(Dataset entries)

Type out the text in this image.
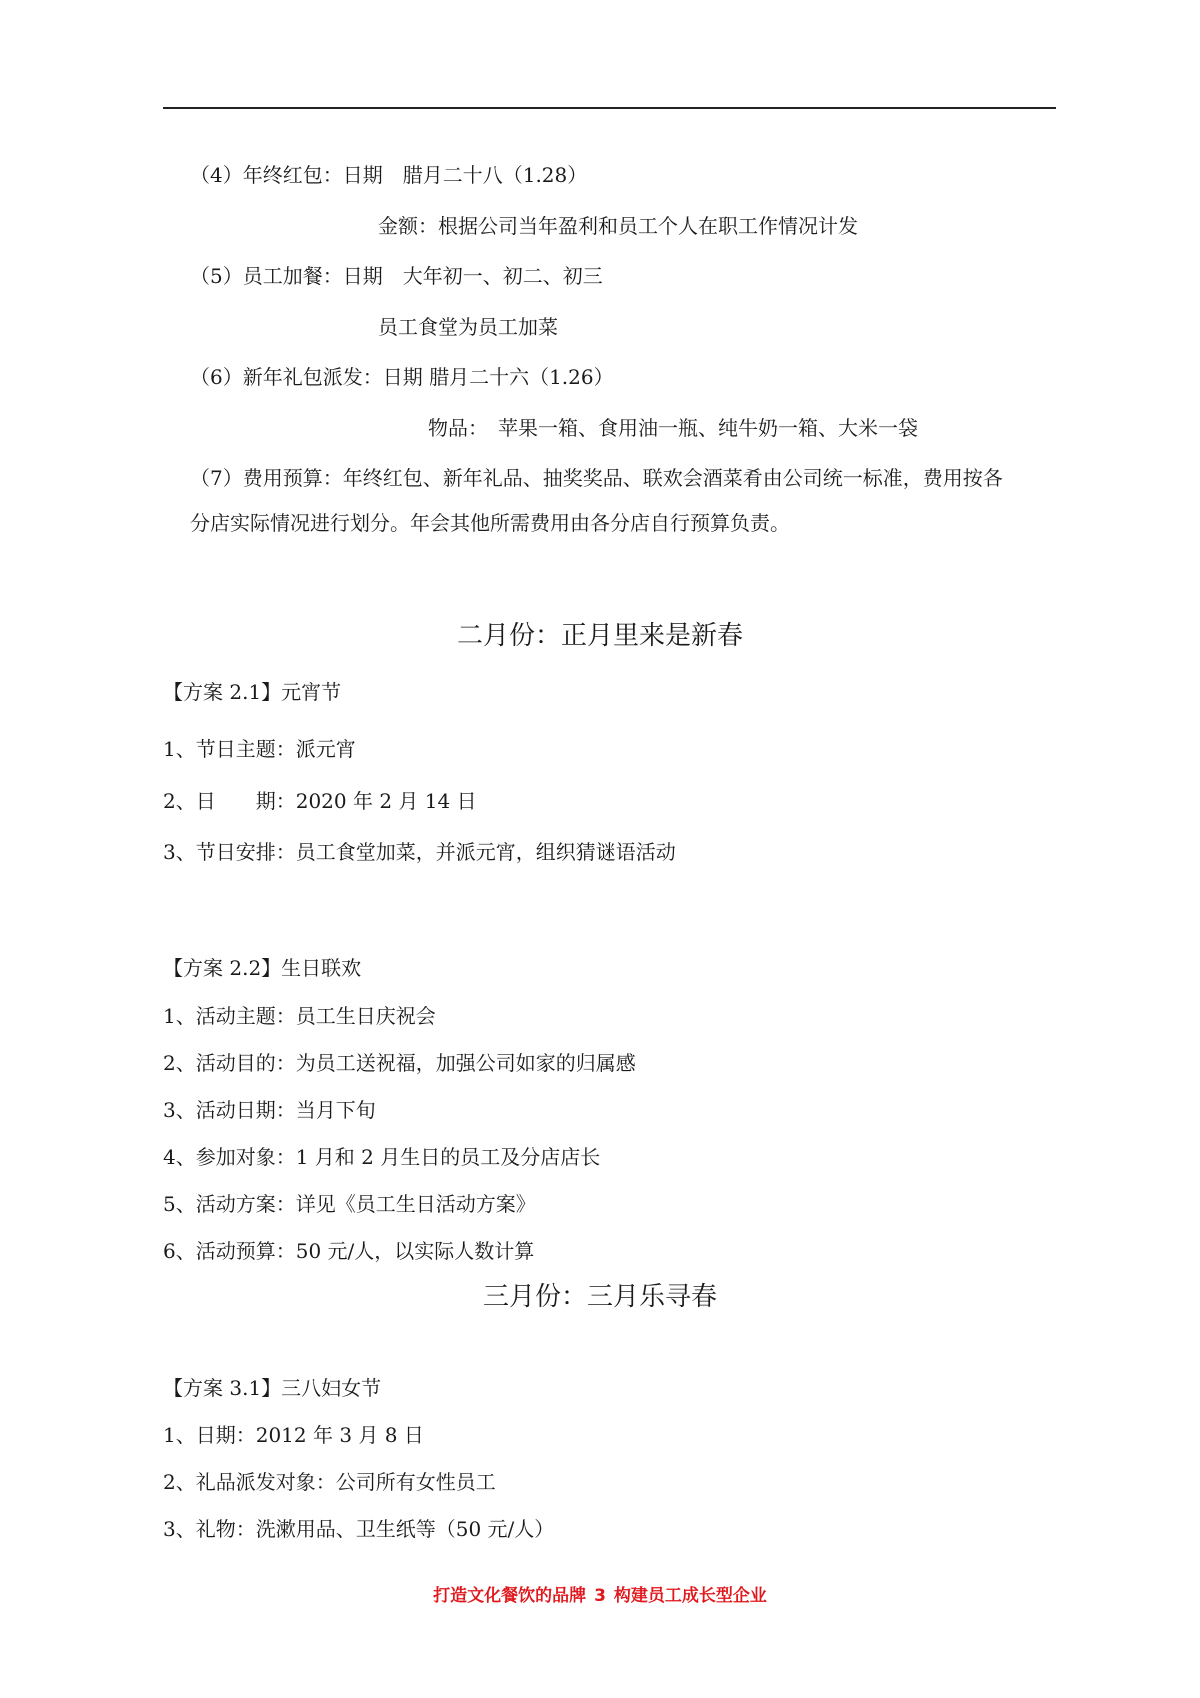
（4）年终红包：日期　腊月二十八（1.28）
金额：根据公司当年盈利和员工个人在职工作情况计发
（5）员工加餐：日期　大年初一、初二、初三
员工食堂为员工加菜
（6）新年礼包派发：日期 腊月二十六（1.26）
物品：　苹果一箱、食用油一瓶、纯牛奶一箱、大米一袋
（7）费用预算：年终红包、新年礼品、抽奖奖品、联欢会酒菜肴由公司统一标准，费用按各
分店实际情况进行划分。年会其他所需费用由各分店自行预算负责。
二月份：正月里来是新春
【方案 2.1】元宵节
1、节日主题：派元宵
2、日　　期：2020 年 2 月 14 日
3、节日安排：员工食堂加菜，并派元宵，组织猜谜语活动
【方案 2.2】生日联欢
1、活动主题：员工生日庆祝会
2、活动目的：为员工送祝福，加强公司如家的归属感
3、活动日期：当月下旬
4、参加对象：1 月和 2 月生日的员工及分店店长
5、活动方案：详见《员工生日活动方案》
6、活动预算：50 元/人，以实际人数计算
三月份：三月乐寻春
【方案 3.1】三八妇女节
1、日期：2012 年 3 月 8 日
2、礼品派发对象：公司所有女性员工
3、礼物：洗漱用品、卫生纸等（50 元/人）
打造文化餐饮的品牌 3 构建员工成长型企业
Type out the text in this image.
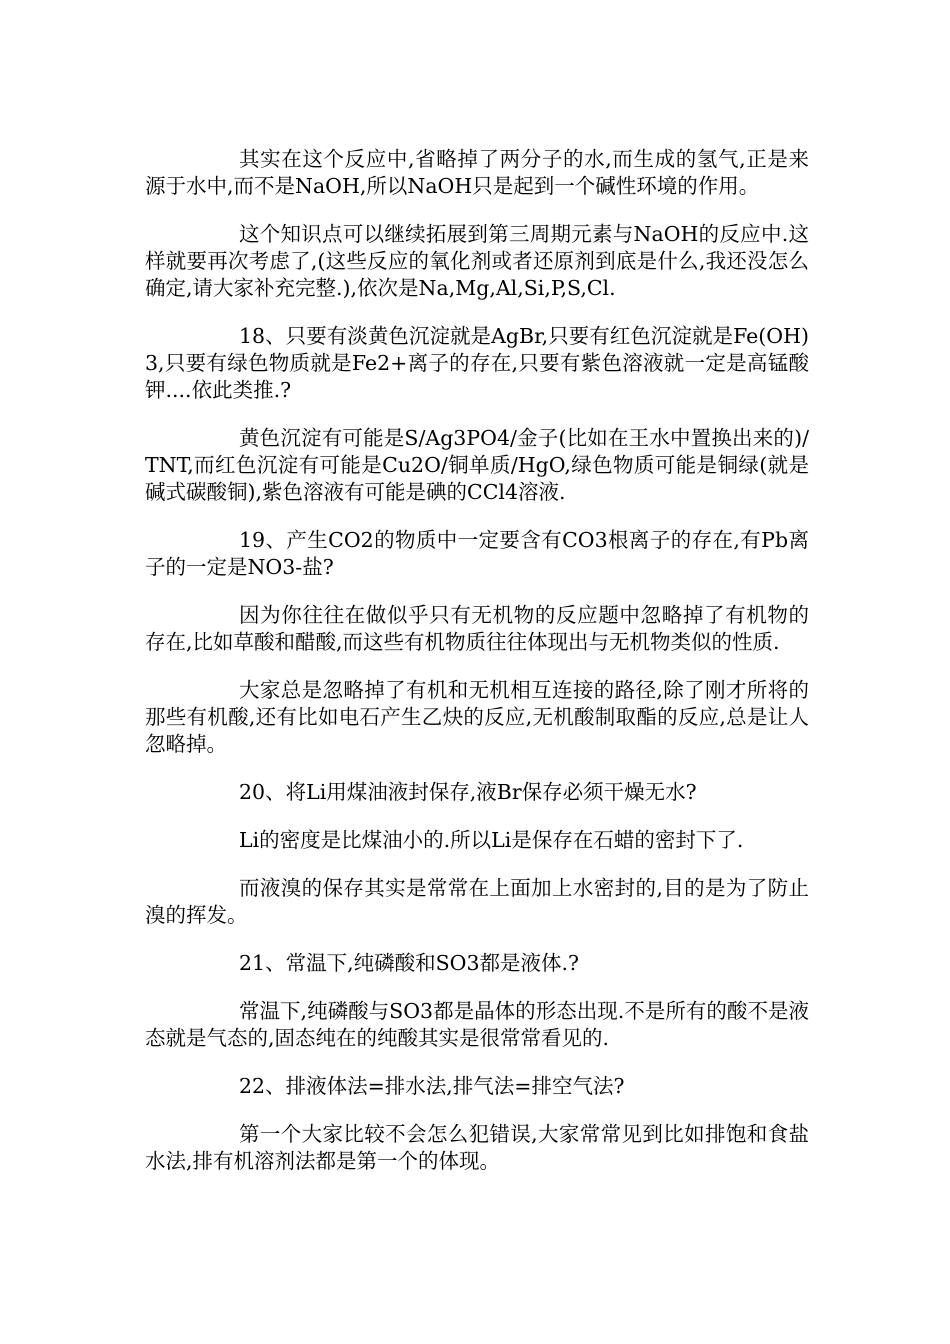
其实在这个反应中,省略掉了两分子的水,而生成的氢气,正是来源于水中,而不是NaOH,所以NaOH只是起到一个碱性环境的作用。

这个知识点可以继续拓展到第三周期元素与NaOH的反应中.这样就要再次考虑了,(这些反应的氧化剂或者还原剂到底是什么,我还没怎么确定,请大家补充完整.),依次是Na,Mg,Al,Si,P,S,Cl.

18、只要有淡黄色沉淀就是AgBr,只要有红色沉淀就是Fe(OH)3,只要有绿色物质就是Fe2+离子的存在,只要有紫色溶液就一定是高锰酸钾....依此类推.?

黄色沉淀有可能是S/Ag3PO4/金子(比如在王水中置换出来的)/TNT,而红色沉淀有可能是Cu2O/铜单质/HgO,绿色物质可能是铜绿(就是碱式碳酸铜),紫色溶液有可能是碘的CCl4溶液.

19、产生CO2的物质中一定要含有CO3根离子的存在,有Pb离子的一定是NO3-盐?

因为你往往在做似乎只有无机物的反应题中忽略掉了有机物的存在,比如草酸和醋酸,而这些有机物质往往体现出与无机物类似的性质.

大家总是忽略掉了有机和无机相互连接的路径,除了刚才所将的那些有机酸,还有比如电石产生乙炔的反应,无机酸制取酯的反应,总是让人忽略掉。

20、将Li用煤油液封保存,液Br保存必须干燥无水?

Li的密度是比煤油小的.所以Li是保存在石蜡的密封下了.

而液溴的保存其实是常常在上面加上水密封的,目的是为了防止溴的挥发。

21、常温下,纯磷酸和SO3都是液体.?

常温下,纯磷酸与SO3都是晶体的形态出现.不是所有的酸不是液态就是气态的,固态纯在的纯酸其实是很常常看见的.

22、排液体法=排水法,排气法=排空气法?

第一个大家比较不会怎么犯错误,大家常常见到比如排饱和食盐水法,排有机溶剂法都是第一个的体现。
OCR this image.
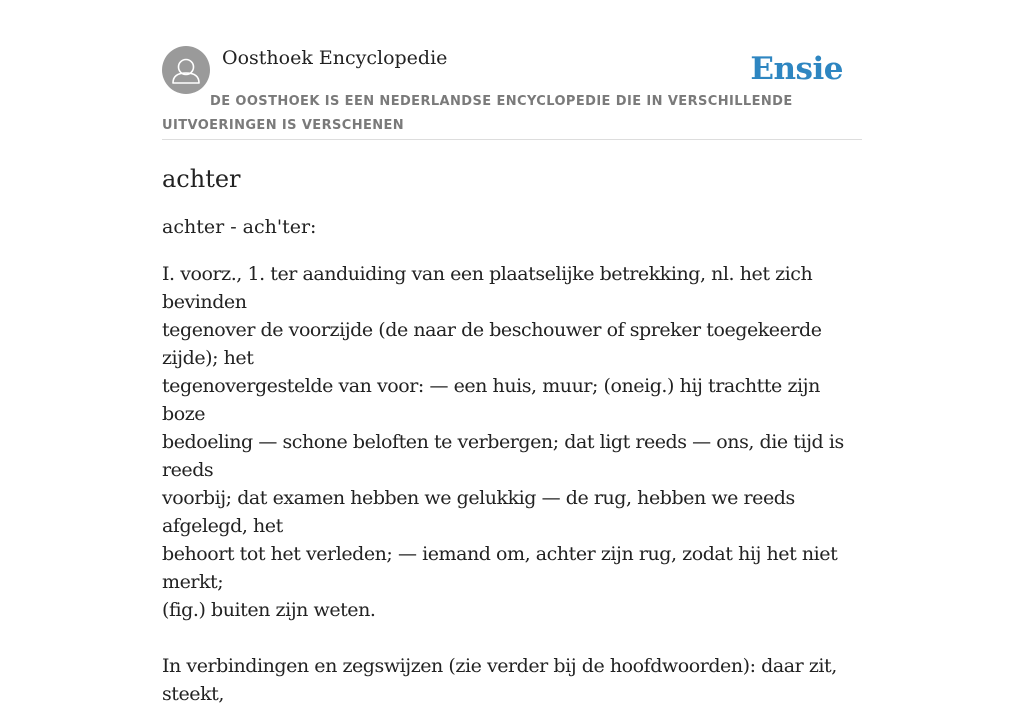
Oosthoek Encyclopedie	Ensie
DE OOSTHOEK IS EEN NEDERLANDSE ENCYCLOPEDIE DIE IN VERSCHILLENDE UITVOERINGEN IS VERSCHENEN
achter

achter - ach'ter:

I. voorz., 1. ter aanduiding van een plaatselijke betrekking, nl. het zich bevinden
tegenover de voorzijde (de naar de beschouwer of spreker toegekeerde zijde); het
tegenovergestelde van voor: — een huis, muur; (oneig.) hij trachtte zijn boze
bedoeling — schone beloften te verbergen; dat ligt reeds — ons, die tijd is reeds
voorbij; dat examen hebben we gelukkig — de rug, hebben we reeds afgelegd, het
behoort tot het verleden; — iemand om, achter zijn rug, zodat hij het niet merkt;
(fig.) buiten zijn weten.

In verbindingen en zegswijzen (zie verder bij de hoofdwoorden): daar zit, steekt,
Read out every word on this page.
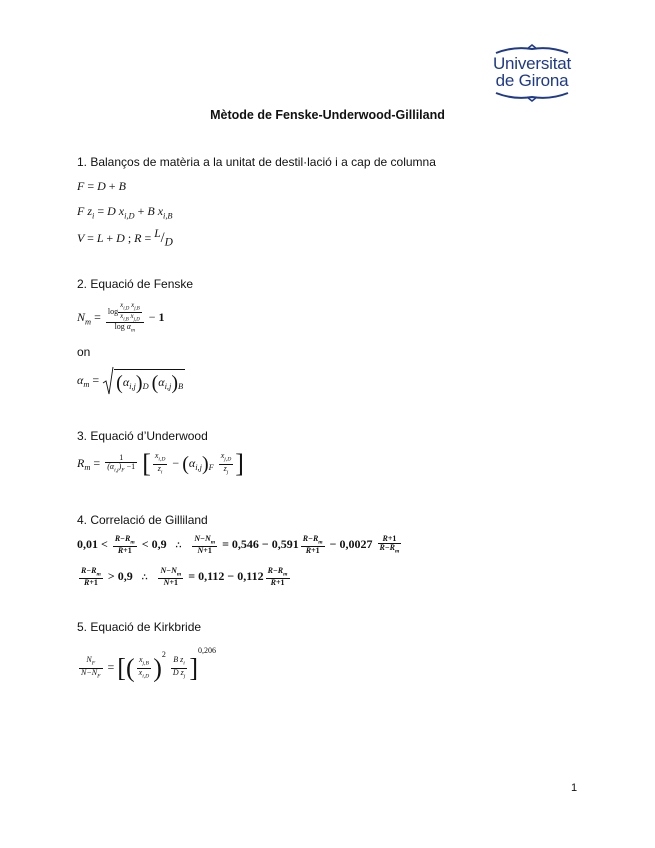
Universitat
de Girona
Mètode de Fenske-Underwood-Gilliland
1. Balanços de matèria a la unitat de destil·lació i a cap de columna
F = D + B
F $z_i = D$ $x_{i,D} + B$ $x_{i,B}$
V = L + D ; $R = ^L/_D$
2. Equació de Fenske
$N_m = \frac{\log \frac{x_{i,D} x_{j,B}}{x_{i,B} x_{j,D}}}{\log \alpha_m} - 1$
on
$\alpha_m = (\alpha_{i,j})_D$ $(\alpha_{i,j})_B$
3. Equació d’Underwood
$R_m = \frac{1}{(\alpha_{i,j})_F -1}$ [ $\frac{x_{i,D}}{z_i} - (\alpha_{i,j})_F \frac{x_{j,D}}{z_j}$ ]
4. Correlació de Gilliland
$0,01 < \frac{R-R_m}{R+1} < 0,9$ ∴ $\frac{N-N_m}{N+1} = 0,546 - 0,591 \frac{R-R_m}{R+1} - 0,0027 \frac{R+1}{R-R_m}$
$\frac{R-R_m}{R+1} > 0,9$ ∴ $\frac{N-N_m}{N+1} = 0,112 - 0,112 \frac{R-R_m}{R+1}$
5. Equació de Kirkbride
$\frac{N_F}{N-N_F}$ = [( $\frac{x_{j,B}}{x_{i,D}} )^2$
$\frac{B z_i}{D z_j} ]^{0,206}$
1
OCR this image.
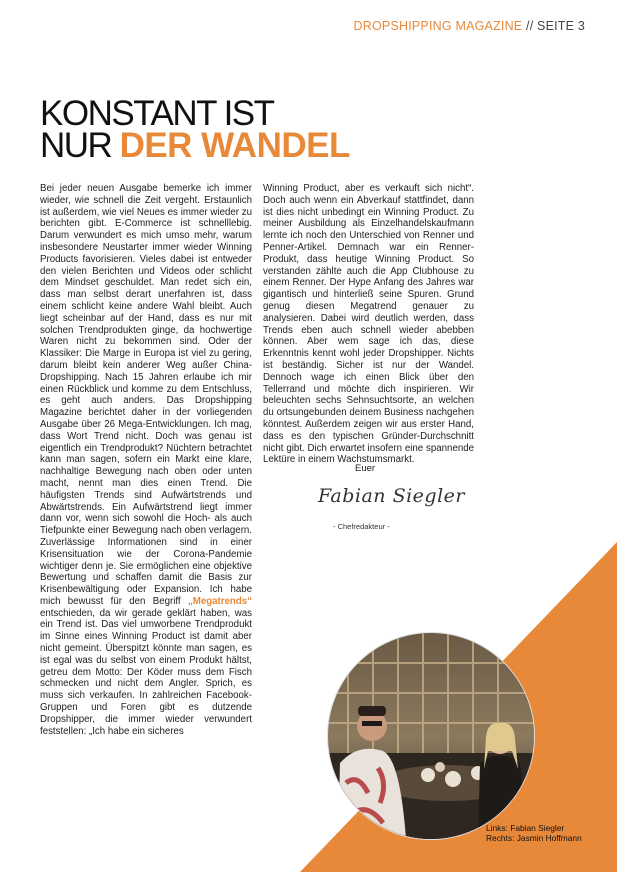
DROPSHIPPING MAGAZINE // SEITE 3
KONSTANT IST
NUR DER WANDEL

Bei jeder neuen Ausgabe bemerke ich immer wieder, wie schnell die Zeit vergeht. Erstaunlich ist außerdem, wie viel Neues es immer wieder zu berichten gibt. E-Commerce ist schnelllebig. Darum verwundert es mich umso mehr, warum insbesondere Neustarter immer wieder Winning Products favorisieren. Vieles dabei ist entweder den vielen Berichten und Videos oder schlicht dem Mindset geschuldet. Man redet sich ein, dass man selbst derart unerfahren ist, dass einem schlicht keine andere Wahl bleibt. Auch liegt scheinbar auf der Hand, dass es nur mit solchen Trendprodukten ginge, da hochwertige Waren nicht zu bekommen sind. Oder der Klassiker: Die Marge in Europa ist viel zu gering, darum bleibt kein anderer Weg außer China-Dropshipping. Nach 15 Jahren erlaube ich mir einen Rückblick und komme zu dem Entschluss, es geht auch anders. Das Dropshipping Magazine berichtet daher in der vorliegenden Ausgabe über 26 Mega-Entwicklungen. Ich mag, dass Wort Trend nicht. Doch was genau ist eigentlich ein Trendprodukt? Nüchtern betrachtet kann man sagen, sofern ein Markt eine klare, nachhaltige Bewegung nach oben oder unten macht, nennt man dies einen Trend. Die häufigsten Trends sind Aufwärtstrends und Abwärtstrends. Ein Aufwärtstrend liegt immer dann vor, wenn sich sowohl die Hoch- als auch Tiefpunkte einer Bewegung nach oben verlagern. Zuverlässige Informationen sind in einer Krisensituation wie der Corona-Pandemie wichtiger denn je. Sie ermöglichen eine objektive Bewertung und schaffen damit die Basis zur Krisenbewältigung oder Expansion. Ich habe mich bewusst für den Begriff „Megatrends“ entschieden, da wir gerade geklärt haben, was ein Trend ist. Das viel umworbene Trendprodukt im Sinne eines Winning Product ist damit aber nicht gemeint. Überspitzt könnte man sagen, es ist egal was du selbst von einem Produkt hältst, getreu dem Motto: Der Köder muss dem Fisch schmecken und nicht dem Angler. Sprich, es muss sich verkaufen. In zahlreichen Facebook-Gruppen und Foren gibt es dutzende Dropshipper, die immer wieder verwundert feststellen: „Ich habe ein sicheres

Winning Product, aber es verkauft sich nicht“. Doch auch wenn ein Abverkauf stattfindet, dann ist dies nicht unbedingt ein Winning Product. Zu meiner Ausbildung als Einzelhandelskaufmann lernte ich noch den Unterschied von Renner und Penner-Artikel. Demnach war ein Renner-Produkt, dass heutige Winning Product. So verstanden zählte auch die App Clubhouse zu einem Renner. Der Hype Anfang des Jahres war gigantisch und hinterließ seine Spuren. Grund genug diesen Megatrend genauer zu analysieren. Dabei wird deutlich werden, dass Trends eben auch schnell wieder abebben können. Aber wem sage ich das, diese Erkenntnis kennt wohl jeder Dropshipper. Nichts ist beständig. Sicher ist nur der Wandel. Dennoch wage ich einen Blick über den Tellerrand und möchte dich inspirieren. Wir beleuchten sechs Sehnsuchtsorte, an welchen du ortsungebunden deinem Business nachgehen könntest. Außerdem zeigen wir aus erster Hand, dass es den typischen Gründer-Durchschnitt nicht gibt. Dich erwartet insofern eine spannende Lektüre in einem Wachstumsmarkt.

Euer
Fabian Siegler
- Chefredakteur -
Links: Fabian Siegler
Rechts: Jasmin Hoffmann
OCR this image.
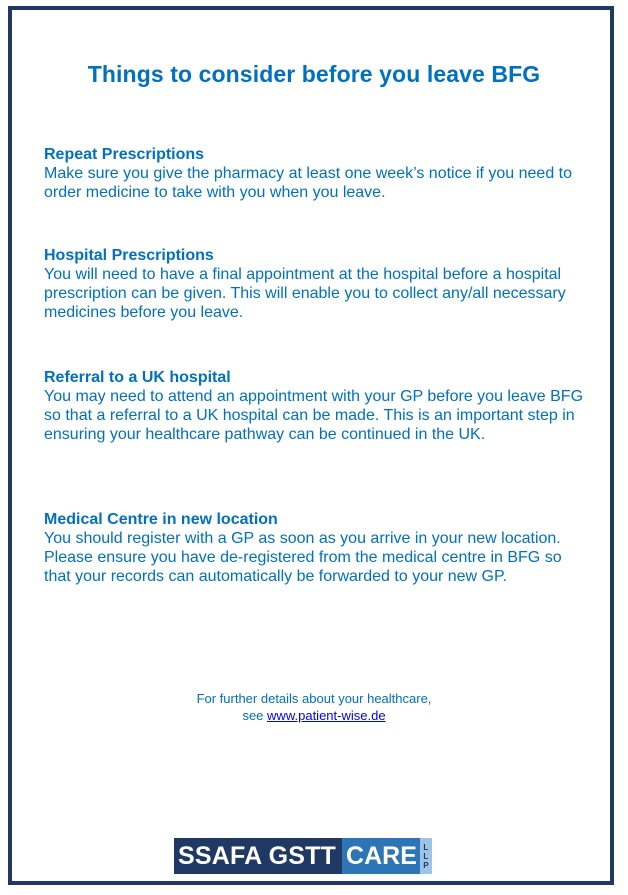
Things to consider before you leave BFG
Repeat Prescriptions

Make sure you give the pharmacy at least one week’s notice if you need to order medicine to take with you when you leave.

Hospital Prescriptions

You will need to have a final appointment at the hospital before a hospital prescription can be given. This will enable you to collect any/all necessary medicines before you leave.

Referral to a UK hospital

You may need to attend an appointment with your GP before you leave BFG so that a referral to a UK hospital can be made. This is an important step in ensuring your healthcare pathway can be continued in the UK.

Medical Centre in new location

You should register with a GP as soon as you arrive in your new location. Please ensure you have de-registered from the medical centre in BFG so that your records can automatically be forwarded to your new GP.

For further details about your healthcare,
see www.patient-wise.de
SSAFA GSTT CARE L
L
P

● What is needed: Search the listing for the word "年终红包". Copy every line in which it occurs.

● Correct response:
（4）年终红包：日期　腊月二十八（1.28）
（7）费用预算：年终红包、新年礼品、抽奖奖品、联欢会酒菜肴由公司统一标准，费用按各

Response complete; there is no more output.